• **What is required**: The exercise asks for every line of the data to be reproduced exactly.

________________________________________

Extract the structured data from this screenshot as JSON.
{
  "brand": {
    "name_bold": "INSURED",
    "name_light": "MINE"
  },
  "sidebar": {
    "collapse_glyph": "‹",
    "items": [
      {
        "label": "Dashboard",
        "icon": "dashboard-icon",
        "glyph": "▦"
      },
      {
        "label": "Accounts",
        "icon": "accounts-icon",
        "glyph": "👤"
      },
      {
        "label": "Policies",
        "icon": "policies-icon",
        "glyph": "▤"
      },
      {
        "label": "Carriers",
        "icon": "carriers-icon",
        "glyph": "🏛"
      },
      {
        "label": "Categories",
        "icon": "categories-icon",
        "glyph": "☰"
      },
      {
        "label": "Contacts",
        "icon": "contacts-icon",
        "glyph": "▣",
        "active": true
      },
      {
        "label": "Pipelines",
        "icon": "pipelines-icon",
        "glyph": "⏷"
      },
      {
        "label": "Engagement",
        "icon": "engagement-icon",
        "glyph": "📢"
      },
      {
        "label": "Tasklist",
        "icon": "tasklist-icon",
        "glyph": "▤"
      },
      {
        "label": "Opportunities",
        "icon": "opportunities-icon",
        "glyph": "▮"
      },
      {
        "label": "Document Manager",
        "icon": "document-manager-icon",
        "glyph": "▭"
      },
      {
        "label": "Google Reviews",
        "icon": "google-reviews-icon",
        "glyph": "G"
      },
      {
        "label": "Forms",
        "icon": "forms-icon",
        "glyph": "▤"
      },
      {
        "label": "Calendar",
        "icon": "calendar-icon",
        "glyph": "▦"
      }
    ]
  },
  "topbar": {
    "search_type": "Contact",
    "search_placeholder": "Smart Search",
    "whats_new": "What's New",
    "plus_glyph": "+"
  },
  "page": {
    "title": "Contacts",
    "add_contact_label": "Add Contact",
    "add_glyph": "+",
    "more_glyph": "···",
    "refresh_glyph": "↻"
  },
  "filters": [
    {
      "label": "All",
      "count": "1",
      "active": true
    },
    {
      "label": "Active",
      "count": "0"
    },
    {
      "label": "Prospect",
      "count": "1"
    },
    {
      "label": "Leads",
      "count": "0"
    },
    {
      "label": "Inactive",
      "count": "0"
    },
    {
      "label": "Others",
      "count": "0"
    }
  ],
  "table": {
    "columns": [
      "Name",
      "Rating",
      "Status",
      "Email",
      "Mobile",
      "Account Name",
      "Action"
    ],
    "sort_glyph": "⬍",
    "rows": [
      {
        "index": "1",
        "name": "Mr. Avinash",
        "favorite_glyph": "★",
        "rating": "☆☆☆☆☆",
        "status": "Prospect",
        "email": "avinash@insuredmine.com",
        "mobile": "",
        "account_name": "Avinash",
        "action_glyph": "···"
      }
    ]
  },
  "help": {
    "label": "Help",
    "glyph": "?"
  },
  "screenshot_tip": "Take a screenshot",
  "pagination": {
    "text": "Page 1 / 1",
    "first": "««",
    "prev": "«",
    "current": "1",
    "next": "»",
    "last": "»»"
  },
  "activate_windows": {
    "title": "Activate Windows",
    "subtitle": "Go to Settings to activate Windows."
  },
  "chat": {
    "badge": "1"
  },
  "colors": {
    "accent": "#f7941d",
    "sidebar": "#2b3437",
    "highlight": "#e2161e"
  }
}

________________________________________

• **Solution**:
Extract the structured data from this screenshot as JSON.
{
  "brand": {
    "name_bold": "INSURED",
    "name_light": "MINE"
  },
  "sidebar": {
    "collapse_glyph": "‹",
    "items": [
      {
        "label": "Dashboard",
        "icon": "dashboard-icon",
        "glyph": "▦"
      },
      {
        "label": "Accounts",
        "icon": "accounts-icon",
        "glyph": "👤"
      },
      {
        "label": "Policies",
        "icon": "policies-icon",
        "glyph": "▤"
      },
      {
        "label": "Carriers",
        "icon": "carriers-icon",
        "glyph": "🏛"
      },
      {
        "label": "Categories",
        "icon": "categories-icon",
        "glyph": "☰"
      },
      {
        "label": "Contacts",
        "icon": "contacts-icon",
        "glyph": "▣",
        "active": true
      },
      {
        "label": "Pipelines",
        "icon": "pipelines-icon",
        "glyph": "⏷"
      },
      {
        "label": "Engagement",
        "icon": "engagement-icon",
        "glyph": "📢"
      },
      {
        "label": "Tasklist",
        "icon": "tasklist-icon",
        "glyph": "▤"
      },
      {
        "label": "Opportunities",
        "icon": "opportunities-icon",
        "glyph": "▮"
      },
      {
        "label": "Document Manager",
        "icon": "document-manager-icon",
        "glyph": "▭"
      },
      {
        "label": "Google Reviews",
        "icon": "google-reviews-icon",
        "glyph": "G"
      },
      {
        "label": "Forms",
        "icon": "forms-icon",
        "glyph": "▤"
      },
      {
        "label": "Calendar",
        "icon": "calendar-icon",
        "glyph": "▦"
      }
    ]
  },
  "topbar": {
    "search_type": "Contact",
    "search_placeholder": "Smart Search",
    "whats_new": "What's New",
    "plus_glyph": "+"
  },
  "page": {
    "title": "Contacts",
    "add_contact_label": "Add Contact",
    "add_glyph": "+",
    "more_glyph": "···",
    "refresh_glyph": "↻"
  },
  "filters": [
    {
      "label": "All",
      "count": "1",
      "active": true
    },
    {
      "label": "Active",
      "count": "0"
    },
    {
      "label": "Prospect",
      "count": "1"
    },
    {
      "label": "Leads",
      "count": "0"
    },
    {
      "label": "Inactive",
      "count": "0"
    },
    {
      "label": "Others",
      "count": "0"
    }
  ],
  "table": {
    "columns": [
      "Name",
      "Rating",
      "Status",
      "Email",
      "Mobile",
      "Account Name",
      "Action"
    ],
    "sort_glyph": "⬍",
    "rows": [
      {
        "index": "1",
        "name": "Mr. Avinash",
        "favorite_glyph": "★",
        "rating": "☆☆☆☆☆",
        "status": "Prospect",
        "email": "avinash@insuredmine.com",
        "mobile": "",
        "account_name": "Avinash",
        "action_glyph": "···"
      }
    ]
  },
  "help": {
    "label": "Help",
    "glyph": "?"
  },
  "screenshot_tip": "Take a screenshot",
  "pagination": {
    "text": "Page 1 / 1",
    "first": "««",
    "prev": "«",
    "current": "1",
    "next": "»",
    "last": "»»"
  },
  "activate_windows": {
    "title": "Activate Windows",
    "subtitle": "Go to Settings to activate Windows."
  },
  "chat": {
    "badge": "1"
  },
  "colors": {
    "accent": "#f7941d",
    "sidebar": "#2b3437",
    "highlight": "#e2161e"
  }
}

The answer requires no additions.